— Start of Information provided —
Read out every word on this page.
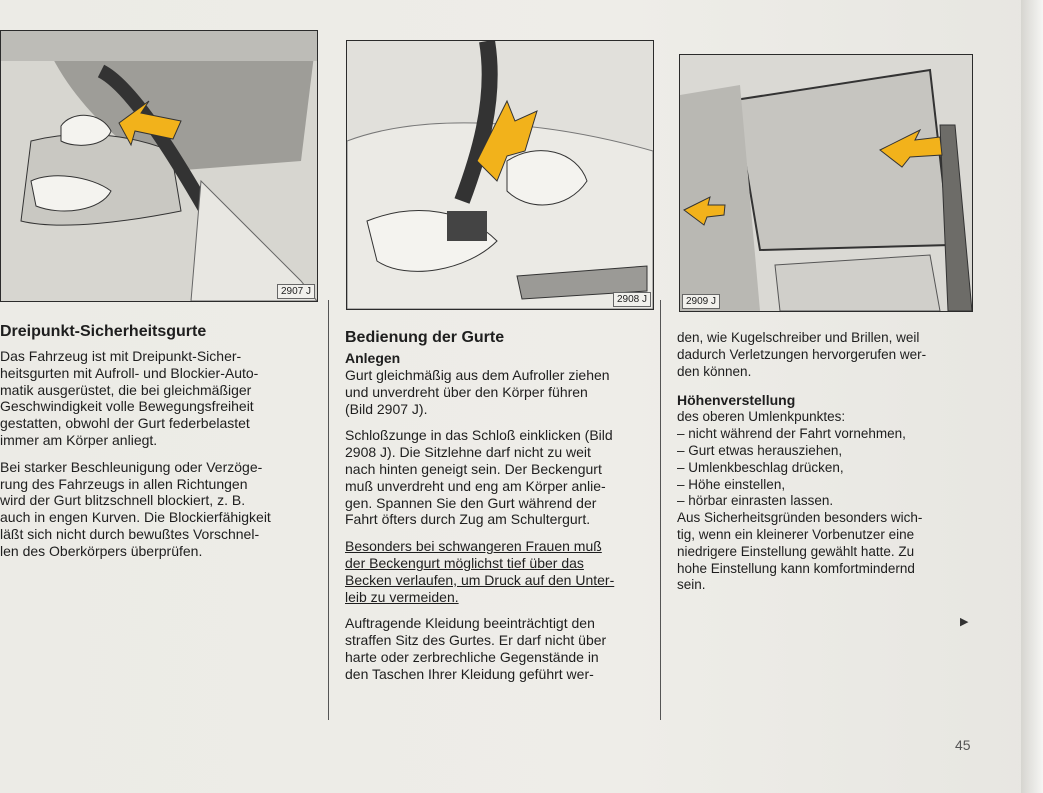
2907 J
2908 J	2909 J
Dreipunkt-Sicherheitsgurte

Das Fahrzeug ist mit Dreipunkt-Sicher-
heitsgurten mit Aufroll- und Blockier-Auto-
matik ausgerüstet, die bei gleichmäßiger
Geschwindigkeit volle Bewegungsfreiheit
gestatten, obwohl der Gurt federbelastet
immer am Körper anliegt.

Bei starker Beschleunigung oder Verzöge-
rung des Fahrzeugs in allen Richtungen
wird der Gurt blitzschnell blockiert, z. B.
auch in engen Kurven. Die Blockierfähigkeit
läßt sich nicht durch bewußtes Vorschnel-
len des Oberkörpers überprüfen.

Bedienung der Gurte
Anlegen

Gurt gleichmäßig aus dem Aufroller ziehen
und unverdreht über den Körper führen
(Bild 2907 J).

Schloßzunge in das Schloß einklicken (Bild
2908 J). Die Sitzlehne darf nicht zu weit
nach hinten geneigt sein. Der Beckengurt
muß unverdreht und eng am Körper anlie-
gen. Spannen Sie den Gurt während der
Fahrt öfters durch Zug am Schultergurt.

Besonders bei schwangeren Frauen muß
der Beckengurt möglichst tief über das
Becken verlaufen, um Druck auf den Unter-
leib zu vermeiden.

Auftragende Kleidung beeinträchtigt den
straffen Sitz des Gurtes. Er darf nicht über
harte oder zerbrechliche Gegenstände in
den Taschen Ihrer Kleidung geführt wer-

den, wie Kugelschreiber und Brillen, weil
dadurch Verletzungen hervorgerufen wer-
den können.

Höhenverstellung

des oberen Umlenkpunktes:
– nicht während der Fahrt vornehmen,
– Gurt etwas herausziehen,
– Umlenkbeschlag drücken,
– Höhe einstellen,
– hörbar einrasten lassen.
Aus Sicherheitsgründen besonders wich-
tig, wenn ein kleinerer Vorbenutzer eine
niedrigere Einstellung gewählt hatte. Zu
hohe Einstellung kann komfortmindernd
sein.

▶
45
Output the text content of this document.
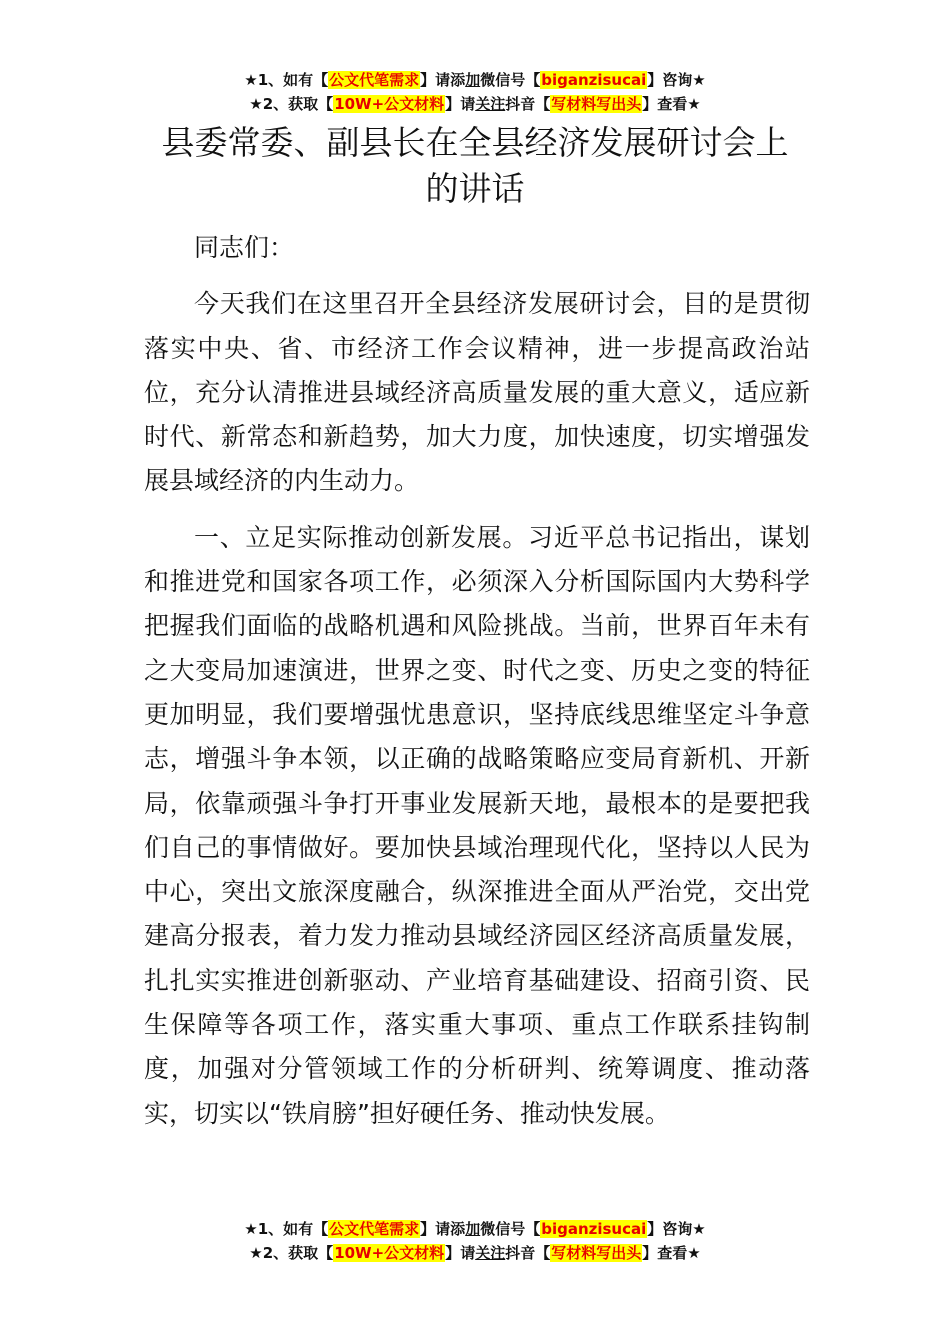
★1、如有【公文代笔需求】请添加微信号【biganzisucai】咨询★
★2、获取【10W+公文材料】请关注抖音【写材料写出头】查看★
县委常委、副县长在全县经济发展研讨会上的讲话

同志们：

今天我们在这里召开全县经济发展研讨会，目的是贯彻落实中央、省、市经济工作会议精神，进一步提高政治站位，充分认清推进县域经济高质量发展的重大意义，适应新时代、新常态和新趋势，加大力度，加快速度，切实增强发展县域经济的内生动力。

一、立足实际推动创新发展。习近平总书记指出，谋划和推进党和国家各项工作，必须深入分析国际国内大势科学把握我们面临的战略机遇和风险挑战。当前，世界百年未有之大变局加速演进，世界之变、时代之变、历史之变的特征更加明显，我们要增强忧患意识，坚持底线思维坚定斗争意志，增强斗争本领，以正确的战略策略应变局育新机、开新局，依靠顽强斗争打开事业发展新天地，最根本的是要把我们自己的事情做好。要加快县域治理现代化，坚持以人民为中心，突出文旅深度融合，纵深推进全面从严治党，交出党建高分报表，着力发力推动县域经济园区经济高质量发展，扎扎实实推进创新驱动、产业培育基础建设、招商引资、民生保障等各项工作，落实重大事项、重点工作联系挂钩制度，加强对分管领域工作的分析研判、统筹调度、推动落实，切实以“铁肩膀”担好硬任务、推动快发展。

★1、如有【公文代笔需求】请添加微信号【biganzisucai】咨询★
★2、获取【10W+公文材料】请关注抖音【写材料写出头】查看★
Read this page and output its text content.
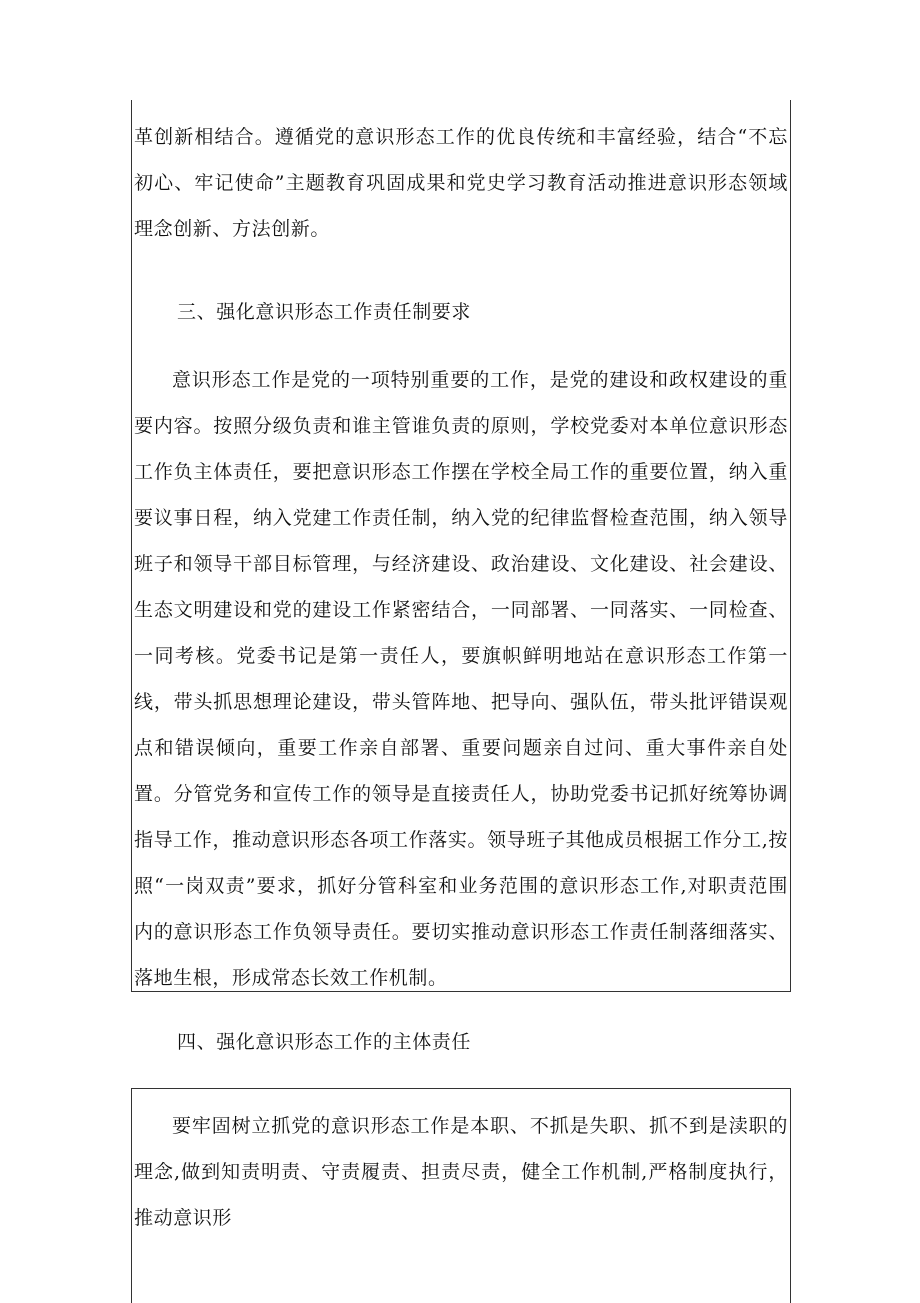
革创新相结合。遵循党的意识形态工作的优良传统和丰富经验，结合“不忘初心、牢记使命”主题教育巩固成果和党史学习教育活动推进意识形态领域理念创新、方法创新。

意识形态工作是党的一项特别重要的工作，是党的建设和政权建设的重要内容。按照分级负责和谁主管谁负责的原则，学校党委对本单位意识形态工作负主体责任，要把意识形态工作摆在学校全局工作的重要位置，纳入重要议事日程，纳入党建工作责任制，纳入党的纪律监督检查范围，纳入领导班子和领导干部目标管理，与经济建设、政治建设、文化建设、社会建设、生态文明建设和党的建设工作紧密结合，一同部署、一同落实、一同检查、一同考核。党委书记是第一责任人，要旗帜鲜明地站在意识形态工作第一线，带头抓思想理论建设，带头管阵地、把导向、强队伍，带头批评错误观点和错误倾向，重要工作亲自部署、重要问题亲自过问、重大事件亲自处置。分管党务和宣传工作的领导是直接责任人，协助党委书记抓好统筹协调指导工作，推动意识形态各项工作落实。领导班子其他成员根据工作分工,按照“一岗双责”要求，抓好分管科室和业务范围的意识形态工作,对职责范围内的意识形态工作负领导责任。要切实推动意识形态工作责任制落细落实、落地生根，形成常态长效工作机制。

三、强化意识形态工作责任制要求

四、强化意识形态工作的主体责任

要牢固树立抓党的意识形态工作是本职、不抓是失职、抓不到是渎职的理念,做到知责明责、守责履责、担责尽责，健全工作机制,严格制度执行，推动意识形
— End of Information provided —
Problem to solve
Write out the material above once more, exactly as it reads, with no pictures.

Result for this exercise
Read out every word on this page.
2907 J
2908 J	2909 J
Dreipunkt-Sicherheitsgurte

Das Fahrzeug ist mit Dreipunkt-Sicher-
heitsgurten mit Aufroll- und Blockier-Auto-
matik ausgerüstet, die bei gleichmäßiger
Geschwindigkeit volle Bewegungsfreiheit
gestatten, obwohl der Gurt federbelastet
immer am Körper anliegt.

Bei starker Beschleunigung oder Verzöge-
rung des Fahrzeugs in allen Richtungen
wird der Gurt blitzschnell blockiert, z. B.
auch in engen Kurven. Die Blockierfähigkeit
läßt sich nicht durch bewußtes Vorschnel-
len des Oberkörpers überprüfen.

Bedienung der Gurte
Anlegen

Gurt gleichmäßig aus dem Aufroller ziehen
und unverdreht über den Körper führen
(Bild 2907 J).

Schloßzunge in das Schloß einklicken (Bild
2908 J). Die Sitzlehne darf nicht zu weit
nach hinten geneigt sein. Der Beckengurt
muß unverdreht und eng am Körper anlie-
gen. Spannen Sie den Gurt während der
Fahrt öfters durch Zug am Schultergurt.

Besonders bei schwangeren Frauen muß
der Beckengurt möglichst tief über das
Becken verlaufen, um Druck auf den Unter-
leib zu vermeiden.

Auftragende Kleidung beeinträchtigt den
straffen Sitz des Gurtes. Er darf nicht über
harte oder zerbrechliche Gegenstände in
den Taschen Ihrer Kleidung geführt wer-

den, wie Kugelschreiber und Brillen, weil
dadurch Verletzungen hervorgerufen wer-
den können.

Höhenverstellung

des oberen Umlenkpunktes:
– nicht während der Fahrt vornehmen,
– Gurt etwas herausziehen,
– Umlenkbeschlag drücken,
– Höhe einstellen,
– hörbar einrasten lassen.
Aus Sicherheitsgründen besonders wich-
tig, wenn ein kleinerer Vorbenutzer eine
niedrigere Einstellung gewählt hatte. Zu
hohe Einstellung kann komfortmindernd
sein.

▶
45
Output the text content of this document.
★1、如有【公文代笔需求】请添加微信号【biganzisucai】咨询★
★2、获取【10W+公文材料】请关注抖音【写材料写出头】查看★
县委常委、副县长在全县经济发展研讨会上的讲话

同志们：

今天我们在这里召开全县经济发展研讨会，目的是贯彻落实中央、省、市经济工作会议精神，进一步提高政治站位，充分认清推进县域经济高质量发展的重大意义，适应新时代、新常态和新趋势，加大力度，加快速度，切实增强发展县域经济的内生动力。

一、立足实际推动创新发展。习近平总书记指出，谋划和推进党和国家各项工作，必须深入分析国际国内大势科学把握我们面临的战略机遇和风险挑战。当前，世界百年未有之大变局加速演进，世界之变、时代之变、历史之变的特征更加明显，我们要增强忧患意识，坚持底线思维坚定斗争意志，增强斗争本领，以正确的战略策略应变局育新机、开新局，依靠顽强斗争打开事业发展新天地，最根本的是要把我们自己的事情做好。要加快县域治理现代化，坚持以人民为中心，突出文旅深度融合，纵深推进全面从严治党，交出党建高分报表，着力发力推动县域经济园区经济高质量发展，扎扎实实推进创新驱动、产业培育基础建设、招商引资、民生保障等各项工作，落实重大事项、重点工作联系挂钩制度，加强对分管领域工作的分析研判、统筹调度、推动落实，切实以“铁肩膀”担好硬任务、推动快发展。

★1、如有【公文代笔需求】请添加微信号【biganzisucai】咨询★
★2、获取【10W+公文材料】请关注抖音【写材料写出头】查看★
Read this page and output its text content.
革创新相结合。遵循党的意识形态工作的优良传统和丰富经验，结合“不忘初心、牢记使命”主题教育巩固成果和党史学习教育活动推进意识形态领域理念创新、方法创新。

意识形态工作是党的一项特别重要的工作，是党的建设和政权建设的重要内容。按照分级负责和谁主管谁负责的原则，学校党委对本单位意识形态工作负主体责任，要把意识形态工作摆在学校全局工作的重要位置，纳入重要议事日程，纳入党建工作责任制，纳入党的纪律监督检查范围，纳入领导班子和领导干部目标管理，与经济建设、政治建设、文化建设、社会建设、生态文明建设和党的建设工作紧密结合，一同部署、一同落实、一同检查、一同考核。党委书记是第一责任人，要旗帜鲜明地站在意识形态工作第一线，带头抓思想理论建设，带头管阵地、把导向、强队伍，带头批评错误观点和错误倾向，重要工作亲自部署、重要问题亲自过问、重大事件亲自处置。分管党务和宣传工作的领导是直接责任人，协助党委书记抓好统筹协调指导工作，推动意识形态各项工作落实。领导班子其他成员根据工作分工,按照“一岗双责”要求，抓好分管科室和业务范围的意识形态工作,对职责范围内的意识形态工作负领导责任。要切实推动意识形态工作责任制落细落实、落地生根，形成常态长效工作机制。

三、强化意识形态工作责任制要求

四、强化意识形态工作的主体责任

要牢固树立抓党的意识形态工作是本职、不抓是失职、抓不到是渎职的理念,做到知责明责、守责履责、担责尽责，健全工作机制,严格制度执行，推动意识形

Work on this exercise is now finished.